What is being asked
Print every entry word for word, but omit the pictures.

(Stored items from a collection)

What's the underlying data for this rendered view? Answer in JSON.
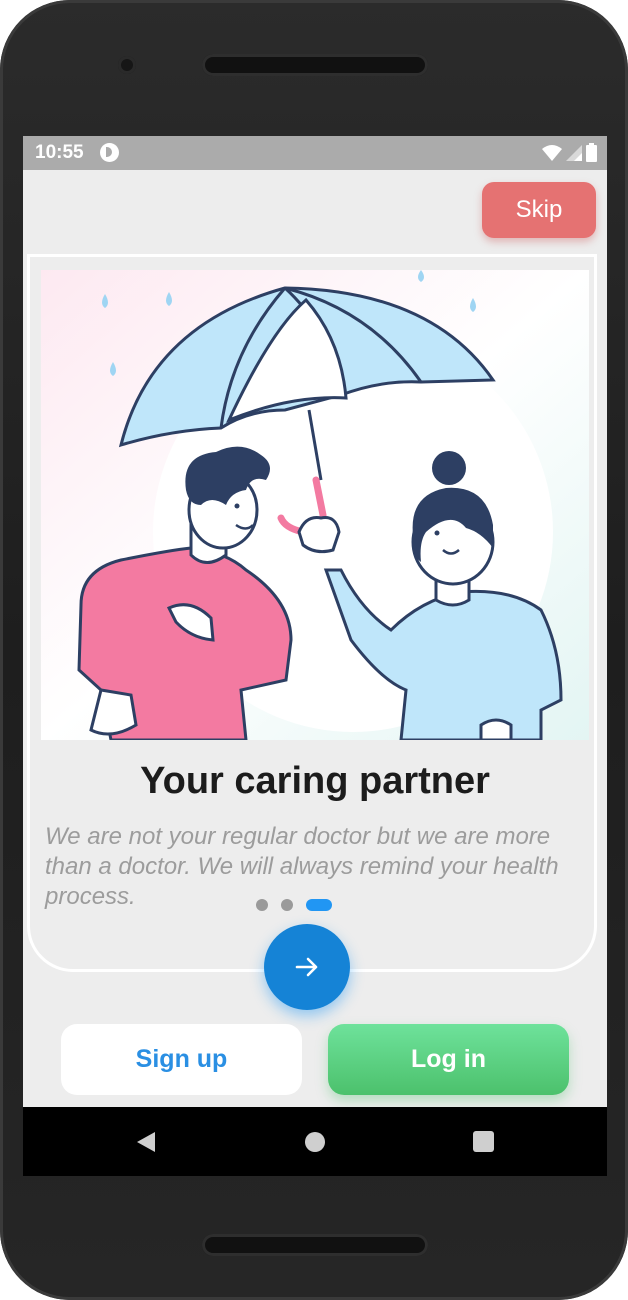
{
  "status_bar": {
    "time": "10:55",
    "icons": [
      "app-notification-icon",
      "wifi-icon",
      "signal-icon",
      "battery-icon"
    ]
  },
  "header": {
    "skip_label": "Skip"
  },
  "onboarding": {
    "illustration": "couple-under-umbrella-illustration",
    "title": "Your caring partner",
    "description": "We are not your regular doctor but we are more than a doctor. We will always remind your health process.",
    "page_indicator": {
      "total": 3,
      "active": 3
    },
    "next_icon": "arrow-right-icon"
  },
  "actions": {
    "signup_label": "Sign up",
    "login_label": "Log in"
  },
  "nav_bar": {
    "icons": [
      "back-icon",
      "home-icon",
      "recents-icon"
    ]
  },
  "colors": {
    "skip": "#e57272",
    "primary": "#1583d6",
    "signup_text": "#2a8fe3",
    "login_bg": "#4cc16c",
    "umbrella": "#bfe6fa",
    "man_shirt": "#f37aa1",
    "woman_shirt": "#bfe6fa"
  }
}
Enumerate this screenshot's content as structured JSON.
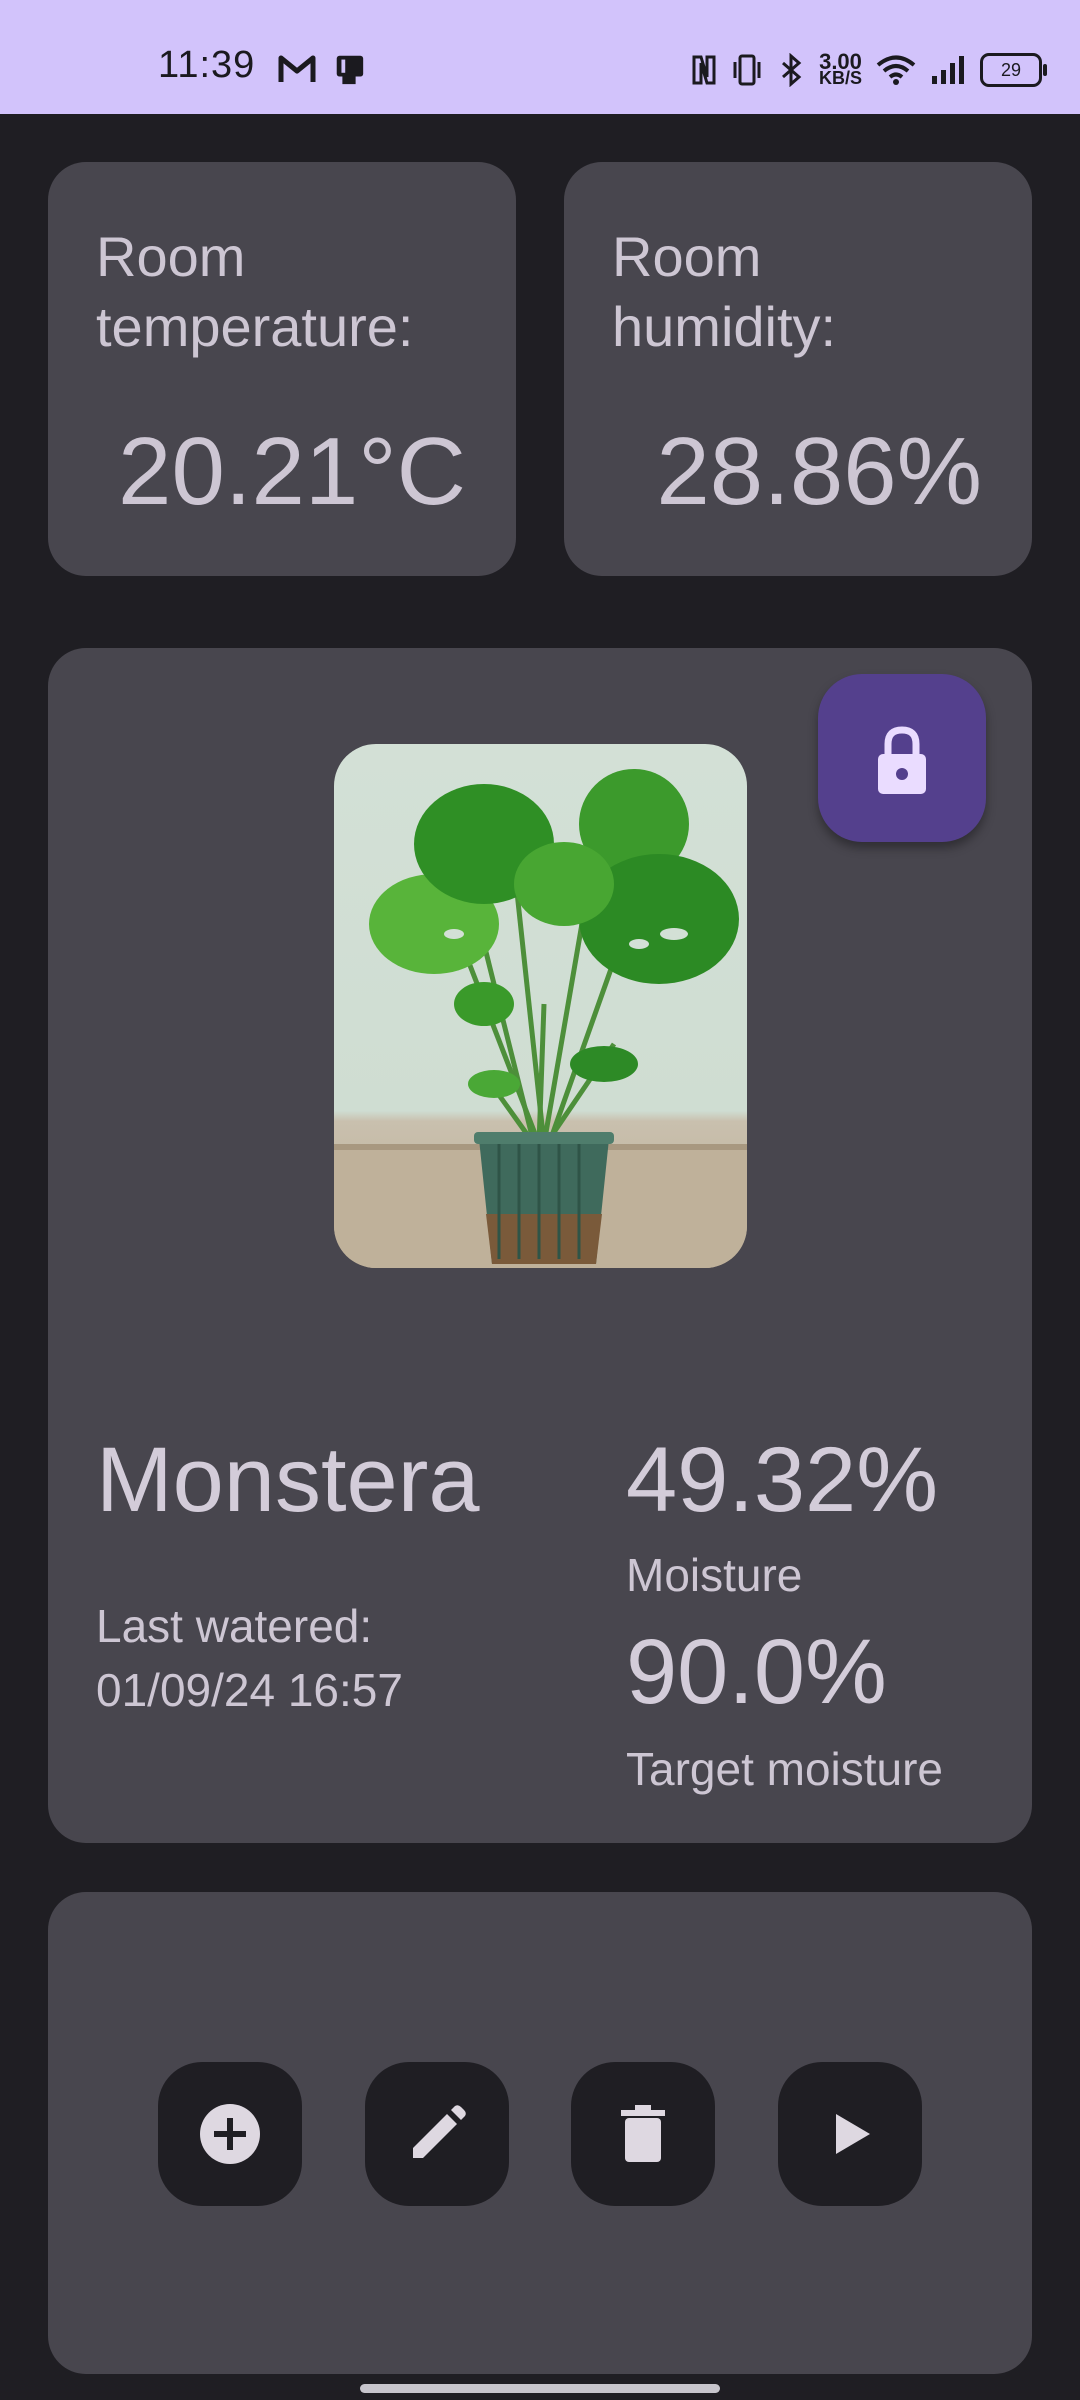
{
  "status_bar": {
    "time": "11:39",
    "speed_value": "3.00",
    "speed_unit": "KB/S",
    "battery": "29",
    "icons": [
      "gmail-icon",
      "notification-icon",
      "nfc-icon",
      "vibrate-icon",
      "bluetooth-icon",
      "wifi-icon",
      "signal-icon",
      "battery-icon"
    ]
  },
  "room": {
    "temperature_label": "Room temperature:",
    "temperature_value": "20.21°C",
    "humidity_label": "Room humidity:",
    "humidity_value": "28.86%"
  },
  "plant": {
    "name": "Monstera",
    "last_watered_label": "Last watered:",
    "last_watered_value": "01/09/24 16:57",
    "moisture_value": "49.32%",
    "moisture_label": "Moisture",
    "target_value": "90.0%",
    "target_label": "Target moisture",
    "lock_icon": "lock-icon"
  },
  "actions": [
    {
      "icon": "add-circle-icon"
    },
    {
      "icon": "edit-pencil-icon"
    },
    {
      "icon": "delete-icon"
    },
    {
      "icon": "play-icon"
    }
  ],
  "colors": {
    "status_bar_bg": "#d2c3fb",
    "background": "#1f1e23",
    "card": "#48464e",
    "accent_button": "#54408d",
    "text": "#cdc6d3"
  }
}
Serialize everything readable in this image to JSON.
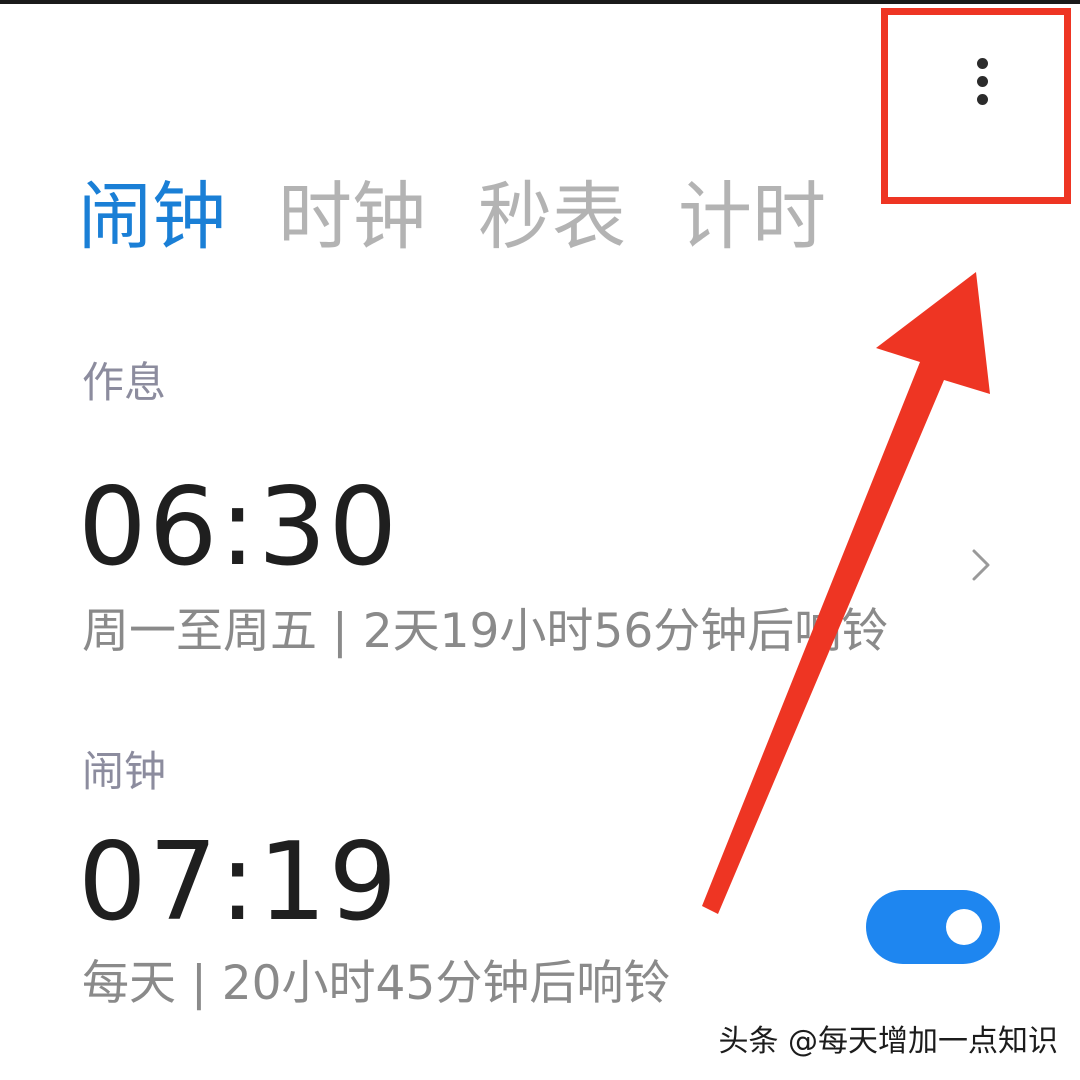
{
  "tabs": [
    {
      "label": "闹钟",
      "active": true
    },
    {
      "label": "时钟",
      "active": false
    },
    {
      "label": "秒表",
      "active": false
    },
    {
      "label": "计时",
      "active": false
    }
  ],
  "sections": {
    "schedule_label": "作息",
    "alarm_label": "闹钟"
  },
  "alarms": [
    {
      "time": "06:30",
      "description": "周一至周五 | 2天19小时56分钟后响铃",
      "control": "chevron-right-icon"
    },
    {
      "time": "07:19",
      "description": "每天 | 20小时45分钟后响铃",
      "control": "toggle",
      "enabled": true
    }
  ],
  "menu": {
    "icon": "more-vertical-icon"
  },
  "annotation": {
    "color": "#ee3523"
  },
  "colors": {
    "accent": "#1a7fd6",
    "toggle_on": "#1e86f0",
    "tab_inactive": "#b3b3b3"
  },
  "watermark": "头条 @每天增加一点知识"
}
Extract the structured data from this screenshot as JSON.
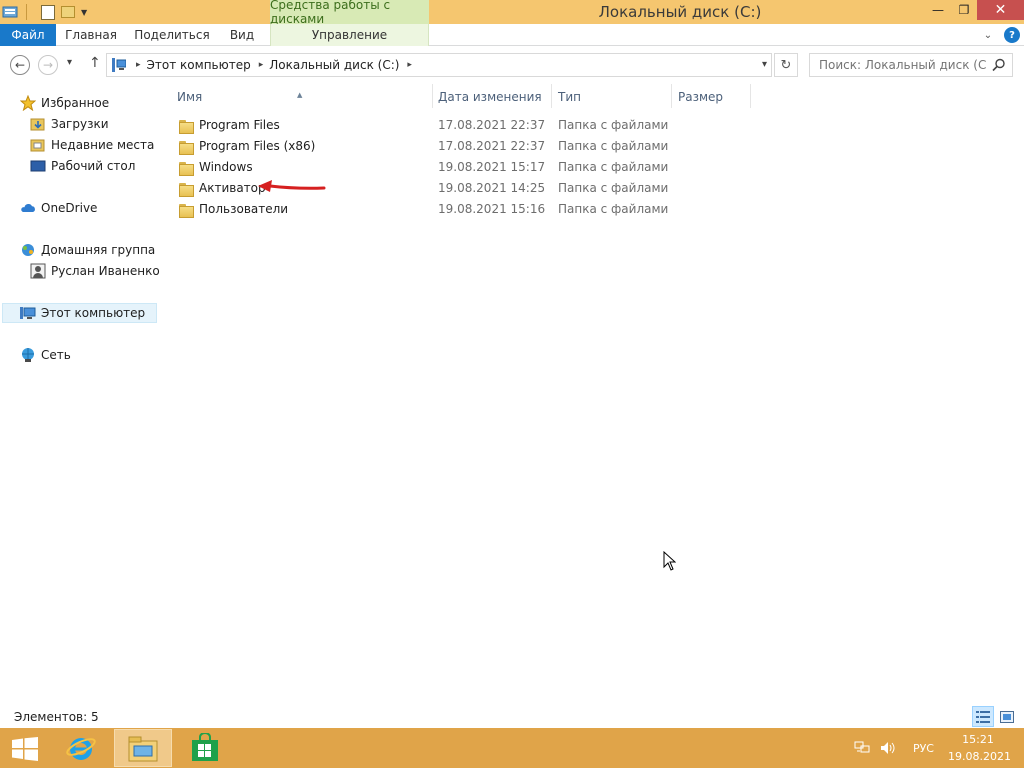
{
  "window": {
    "title": "Локальный диск (C:)",
    "contextual_group": "Средства работы с дисками",
    "minimize": "—",
    "maximize": "❐",
    "close": "✕",
    "accent": "#f5c66f"
  },
  "ribbon": {
    "tabs": [
      {
        "label": "Файл"
      },
      {
        "label": "Главная"
      },
      {
        "label": "Поделиться"
      },
      {
        "label": "Вид"
      },
      {
        "label": "Управление"
      }
    ],
    "expand": "⌄",
    "help": "?"
  },
  "nav": {
    "back": "←",
    "forward": "→",
    "recent": "▾",
    "up": "↑",
    "breadcrumb": [
      "Этот компьютер",
      "Локальный диск (C:)"
    ],
    "refresh": "↻",
    "search_placeholder": "Поиск: Локальный диск (C:)"
  },
  "navpane": {
    "favorites": "Избранное",
    "downloads": "Загрузки",
    "recent_places": "Недавние места",
    "desktop": "Рабочий стол",
    "onedrive": "OneDrive",
    "homegroup": "Домашняя группа",
    "user": "Руслан Иваненко",
    "this_pc": "Этот компьютер",
    "network": "Сеть"
  },
  "columns": {
    "name": "Имя",
    "date": "Дата изменения",
    "type": "Тип",
    "size": "Размер"
  },
  "files": [
    {
      "name": "Program Files",
      "date": "17.08.2021 22:37",
      "type": "Папка с файлами",
      "size": ""
    },
    {
      "name": "Program Files (x86)",
      "date": "17.08.2021 22:37",
      "type": "Папка с файлами",
      "size": ""
    },
    {
      "name": "Windows",
      "date": "19.08.2021 15:17",
      "type": "Папка с файлами",
      "size": ""
    },
    {
      "name": "Активатор",
      "date": "19.08.2021 14:25",
      "type": "Папка с файлами",
      "size": ""
    },
    {
      "name": "Пользователи",
      "date": "19.08.2021 15:16",
      "type": "Папка с файлами",
      "size": ""
    }
  ],
  "status": {
    "items": "Элементов: 5"
  },
  "taskbar": {
    "lang": "РУС",
    "time": "15:21",
    "date": "19.08.2021",
    "color": "#e0a449"
  }
}
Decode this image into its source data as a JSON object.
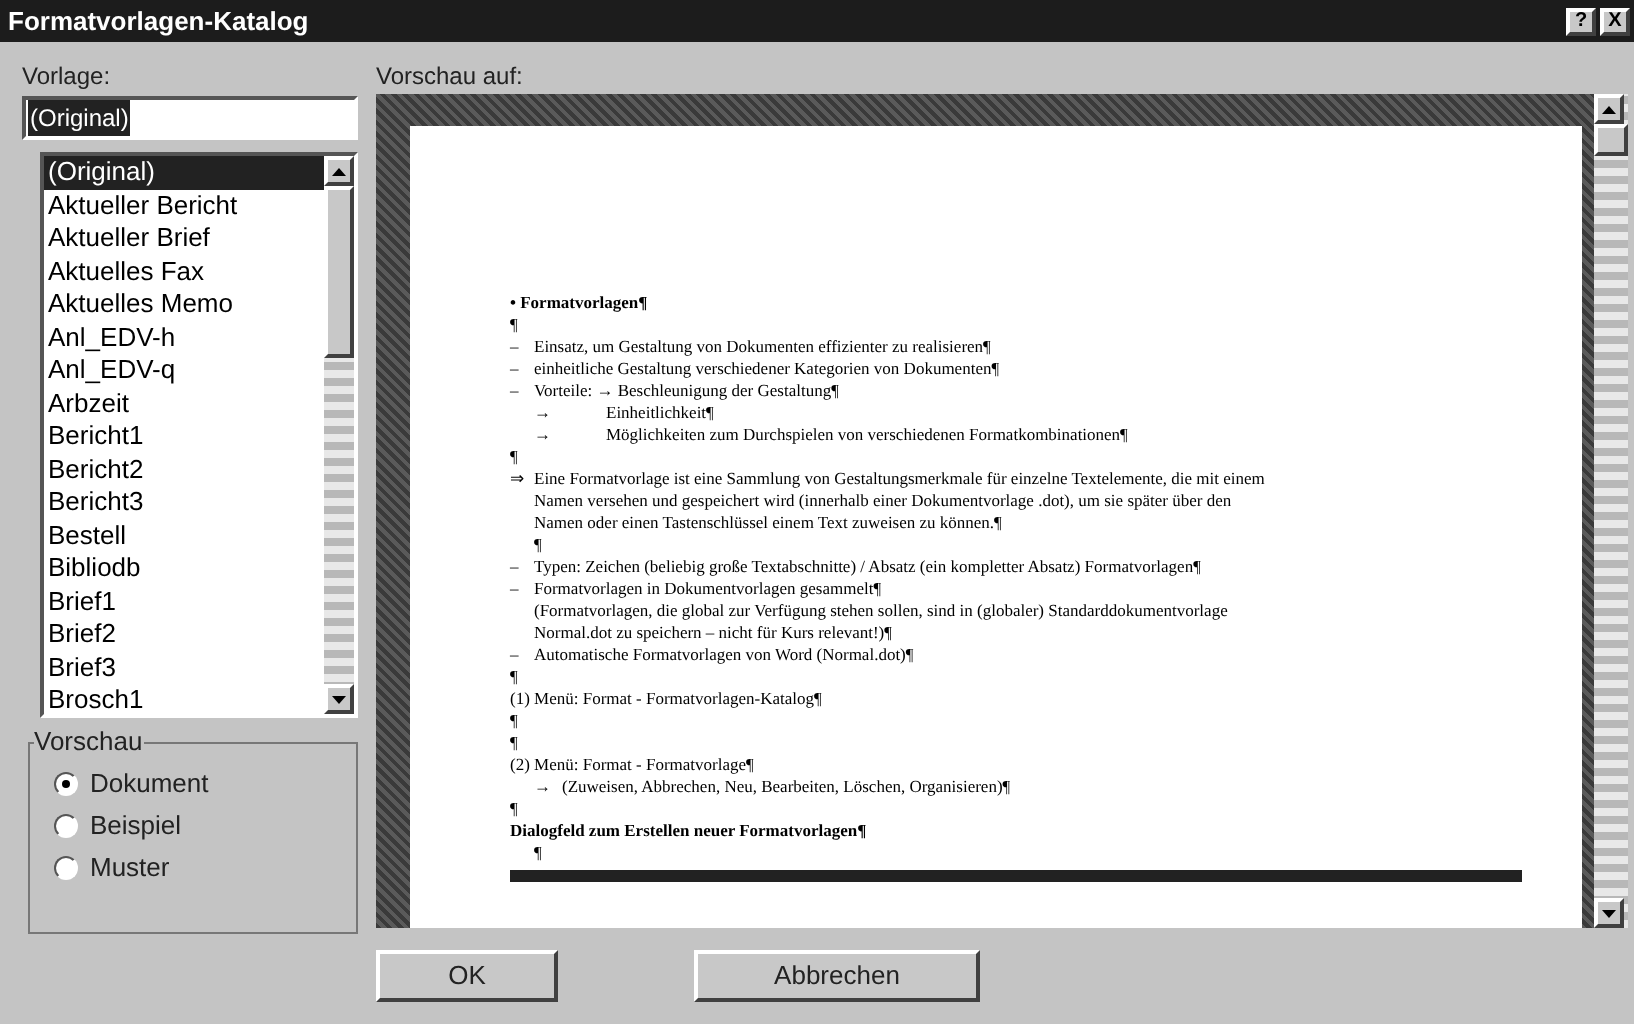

Task response
What's the underlying data for this rendered view? Answer in JSON.
{
  "status_bar": {
    "time": "10:55",
    "icons": [
      "app-notification-icon",
      "wifi-icon",
      "signal-icon",
      "battery-icon"
    ]
  },
  "header": {
    "skip_label": "Skip"
  },
  "onboarding": {
    "illustration": "couple-under-umbrella-illustration",
    "title": "Your caring partner",
    "description": "We are not your regular doctor but we are more than a doctor. We will always remind your health process.",
    "page_indicator": {
      "total": 3,
      "active": 3
    },
    "next_icon": "arrow-right-icon"
  },
  "actions": {
    "signup_label": "Sign up",
    "login_label": "Log in"
  },
  "nav_bar": {
    "icons": [
      "back-icon",
      "home-icon",
      "recents-icon"
    ]
  },
  "colors": {
    "skip": "#e57272",
    "primary": "#1583d6",
    "signup_text": "#2a8fe3",
    "login_bg": "#4cc16c",
    "umbrella": "#bfe6fa",
    "man_shirt": "#f37aa1",
    "woman_shirt": "#bfe6fa"
  }
}
Enumerate this screenshot's content as structured JSON.
{
  "status_bar": {
    "time": "11:39",
    "speed_value": "3.00",
    "speed_unit": "KB/S",
    "battery": "29",
    "icons": [
      "gmail-icon",
      "notification-icon",
      "nfc-icon",
      "vibrate-icon",
      "bluetooth-icon",
      "wifi-icon",
      "signal-icon",
      "battery-icon"
    ]
  },
  "room": {
    "temperature_label": "Room temperature:",
    "temperature_value": "20.21°C",
    "humidity_label": "Room humidity:",
    "humidity_value": "28.86%"
  },
  "plant": {
    "name": "Monstera",
    "last_watered_label": "Last watered:",
    "last_watered_value": "01/09/24 16:57",
    "moisture_value": "49.32%",
    "moisture_label": "Moisture",
    "target_value": "90.0%",
    "target_label": "Target moisture",
    "lock_icon": "lock-icon"
  },
  "actions": [
    {
      "icon": "add-circle-icon"
    },
    {
      "icon": "edit-pencil-icon"
    },
    {
      "icon": "delete-icon"
    },
    {
      "icon": "play-icon"
    }
  ],
  "colors": {
    "status_bar_bg": "#d2c3fb",
    "background": "#1f1e23",
    "card": "#48464e",
    "accent_button": "#54408d",
    "text": "#cdc6d3"
  }
}
Serialize everything readable in this image to JSON.
{
  "tabs": [
    {
      "label": "闹钟",
      "active": true
    },
    {
      "label": "时钟",
      "active": false
    },
    {
      "label": "秒表",
      "active": false
    },
    {
      "label": "计时",
      "active": false
    }
  ],
  "sections": {
    "schedule_label": "作息",
    "alarm_label": "闹钟"
  },
  "alarms": [
    {
      "time": "06:30",
      "description": "周一至周五 | 2天19小时56分钟后响铃",
      "control": "chevron-right-icon"
    },
    {
      "time": "07:19",
      "description": "每天 | 20小时45分钟后响铃",
      "control": "toggle",
      "enabled": true
    }
  ],
  "menu": {
    "icon": "more-vertical-icon"
  },
  "annotation": {
    "color": "#ee3523"
  },
  "colors": {
    "accent": "#1a7fd6",
    "toggle_on": "#1e86f0",
    "tab_inactive": "#b3b3b3"
  },
  "watermark": "头条 @每天增加一点知识"
}
Extract the structured data from this screenshot as JSON.
{
  "window": {
    "title": "Локальный диск (C:)",
    "contextual_group": "Средства работы с дисками",
    "minimize": "—",
    "maximize": "❐",
    "close": "✕",
    "accent": "#f5c66f"
  },
  "ribbon": {
    "tabs": [
      {
        "label": "Файл"
      },
      {
        "label": "Главная"
      },
      {
        "label": "Поделиться"
      },
      {
        "label": "Вид"
      },
      {
        "label": "Управление"
      }
    ],
    "expand": "⌄",
    "help": "?"
  },
  "nav": {
    "back": "←",
    "forward": "→",
    "recent": "▾",
    "up": "↑",
    "breadcrumb": [
      "Этот компьютер",
      "Локальный диск (C:)"
    ],
    "refresh": "↻",
    "search_placeholder": "Поиск: Локальный диск (C:)"
  },
  "navpane": {
    "favorites": "Избранное",
    "downloads": "Загрузки",
    "recent_places": "Недавние места",
    "desktop": "Рабочий стол",
    "onedrive": "OneDrive",
    "homegroup": "Домашняя группа",
    "user": "Руслан Иваненко",
    "this_pc": "Этот компьютер",
    "network": "Сеть"
  },
  "columns": {
    "name": "Имя",
    "date": "Дата изменения",
    "type": "Тип",
    "size": "Размер"
  },
  "files": [
    {
      "name": "Program Files",
      "date": "17.08.2021 22:37",
      "type": "Папка с файлами",
      "size": ""
    },
    {
      "name": "Program Files (x86)",
      "date": "17.08.2021 22:37",
      "type": "Папка с файлами",
      "size": ""
    },
    {
      "name": "Windows",
      "date": "19.08.2021 15:17",
      "type": "Папка с файлами",
      "size": ""
    },
    {
      "name": "Активатор",
      "date": "19.08.2021 14:25",
      "type": "Папка с файлами",
      "size": ""
    },
    {
      "name": "Пользователи",
      "date": "19.08.2021 15:16",
      "type": "Папка с файлами",
      "size": ""
    }
  ],
  "status": {
    "items": "Элементов: 5"
  },
  "taskbar": {
    "lang": "РУС",
    "time": "15:21",
    "date": "19.08.2021",
    "color": "#e0a449"
  }
}
Decode this image into its source data as a JSON object.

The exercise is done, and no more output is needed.